- _WHAT THIS TASK INVOLVES_
Look for the word "Blnn" in the entries below, then copy every line that has it.

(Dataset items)
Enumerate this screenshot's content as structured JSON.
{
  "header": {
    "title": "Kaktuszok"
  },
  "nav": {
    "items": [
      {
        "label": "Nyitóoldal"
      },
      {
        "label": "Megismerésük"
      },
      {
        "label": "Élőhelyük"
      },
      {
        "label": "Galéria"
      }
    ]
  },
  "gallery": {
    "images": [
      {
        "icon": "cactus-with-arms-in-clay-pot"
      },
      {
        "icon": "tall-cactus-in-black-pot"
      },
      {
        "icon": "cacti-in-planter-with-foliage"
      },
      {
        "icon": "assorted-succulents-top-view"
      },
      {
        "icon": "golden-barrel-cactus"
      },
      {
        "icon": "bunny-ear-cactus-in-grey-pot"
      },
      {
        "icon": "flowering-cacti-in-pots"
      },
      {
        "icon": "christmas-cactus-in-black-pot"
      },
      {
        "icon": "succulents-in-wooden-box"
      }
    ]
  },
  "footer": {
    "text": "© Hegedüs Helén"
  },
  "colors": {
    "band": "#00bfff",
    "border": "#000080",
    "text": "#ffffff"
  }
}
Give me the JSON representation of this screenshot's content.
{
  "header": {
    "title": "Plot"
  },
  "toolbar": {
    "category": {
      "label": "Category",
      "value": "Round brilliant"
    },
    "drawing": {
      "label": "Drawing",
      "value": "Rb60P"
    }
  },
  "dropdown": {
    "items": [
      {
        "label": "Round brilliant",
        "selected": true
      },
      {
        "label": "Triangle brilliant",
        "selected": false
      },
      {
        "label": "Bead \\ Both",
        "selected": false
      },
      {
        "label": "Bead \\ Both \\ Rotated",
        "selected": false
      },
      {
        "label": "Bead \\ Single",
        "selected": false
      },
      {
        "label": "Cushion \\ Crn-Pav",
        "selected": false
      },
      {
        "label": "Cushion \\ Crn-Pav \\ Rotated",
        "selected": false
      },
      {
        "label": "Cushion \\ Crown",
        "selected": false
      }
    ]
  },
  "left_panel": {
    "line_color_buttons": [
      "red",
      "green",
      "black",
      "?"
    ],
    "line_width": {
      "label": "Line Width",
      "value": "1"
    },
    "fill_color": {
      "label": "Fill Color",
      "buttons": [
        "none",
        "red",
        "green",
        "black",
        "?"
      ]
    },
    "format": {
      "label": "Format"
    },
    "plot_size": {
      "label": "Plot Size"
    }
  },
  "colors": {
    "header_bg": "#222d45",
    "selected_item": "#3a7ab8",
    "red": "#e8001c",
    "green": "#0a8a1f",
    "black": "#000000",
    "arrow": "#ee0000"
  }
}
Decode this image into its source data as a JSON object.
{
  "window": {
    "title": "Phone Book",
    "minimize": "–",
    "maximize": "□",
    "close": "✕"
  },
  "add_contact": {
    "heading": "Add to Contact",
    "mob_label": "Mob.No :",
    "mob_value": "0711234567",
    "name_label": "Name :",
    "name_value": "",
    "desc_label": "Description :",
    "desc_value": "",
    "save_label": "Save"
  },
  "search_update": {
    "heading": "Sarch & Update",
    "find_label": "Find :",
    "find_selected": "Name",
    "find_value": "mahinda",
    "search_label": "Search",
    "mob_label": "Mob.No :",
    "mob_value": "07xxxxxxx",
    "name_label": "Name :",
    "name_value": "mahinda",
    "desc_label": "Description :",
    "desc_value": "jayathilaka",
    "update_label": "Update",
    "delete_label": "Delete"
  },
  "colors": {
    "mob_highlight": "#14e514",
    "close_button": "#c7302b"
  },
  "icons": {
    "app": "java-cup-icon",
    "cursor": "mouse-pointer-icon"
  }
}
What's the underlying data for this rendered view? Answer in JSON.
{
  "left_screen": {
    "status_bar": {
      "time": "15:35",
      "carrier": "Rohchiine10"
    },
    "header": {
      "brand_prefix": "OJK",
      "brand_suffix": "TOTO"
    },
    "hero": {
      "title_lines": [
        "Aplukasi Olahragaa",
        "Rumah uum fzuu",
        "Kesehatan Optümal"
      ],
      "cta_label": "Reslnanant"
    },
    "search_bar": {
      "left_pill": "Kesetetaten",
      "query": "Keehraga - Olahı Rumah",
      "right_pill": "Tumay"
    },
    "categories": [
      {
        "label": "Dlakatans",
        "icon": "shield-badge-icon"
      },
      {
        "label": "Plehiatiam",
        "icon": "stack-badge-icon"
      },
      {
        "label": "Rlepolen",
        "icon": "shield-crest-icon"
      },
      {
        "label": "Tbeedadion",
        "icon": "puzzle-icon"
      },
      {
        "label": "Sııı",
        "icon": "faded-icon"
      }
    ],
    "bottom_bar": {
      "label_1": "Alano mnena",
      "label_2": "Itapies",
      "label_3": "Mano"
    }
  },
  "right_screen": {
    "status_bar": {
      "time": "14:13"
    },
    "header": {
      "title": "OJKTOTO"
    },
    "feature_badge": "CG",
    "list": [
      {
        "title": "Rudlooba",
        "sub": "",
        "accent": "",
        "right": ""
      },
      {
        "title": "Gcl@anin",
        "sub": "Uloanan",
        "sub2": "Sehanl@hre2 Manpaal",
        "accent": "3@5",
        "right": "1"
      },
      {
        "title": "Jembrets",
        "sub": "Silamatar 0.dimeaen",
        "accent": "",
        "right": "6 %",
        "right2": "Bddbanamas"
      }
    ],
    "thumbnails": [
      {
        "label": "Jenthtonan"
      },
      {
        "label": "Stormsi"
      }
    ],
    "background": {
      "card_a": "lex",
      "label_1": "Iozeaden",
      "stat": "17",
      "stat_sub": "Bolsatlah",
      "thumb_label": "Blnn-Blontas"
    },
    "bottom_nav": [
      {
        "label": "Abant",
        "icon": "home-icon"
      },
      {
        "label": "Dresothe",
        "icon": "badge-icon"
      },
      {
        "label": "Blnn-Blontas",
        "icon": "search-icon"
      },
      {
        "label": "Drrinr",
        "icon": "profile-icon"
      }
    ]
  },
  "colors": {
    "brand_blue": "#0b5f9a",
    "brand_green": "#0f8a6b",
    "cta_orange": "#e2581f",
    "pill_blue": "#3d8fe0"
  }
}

- _ANSWER TO THE PROBLEM_
      "thumb_label": "Blnn-Blontas"
        "label": "Blnn-Blontas",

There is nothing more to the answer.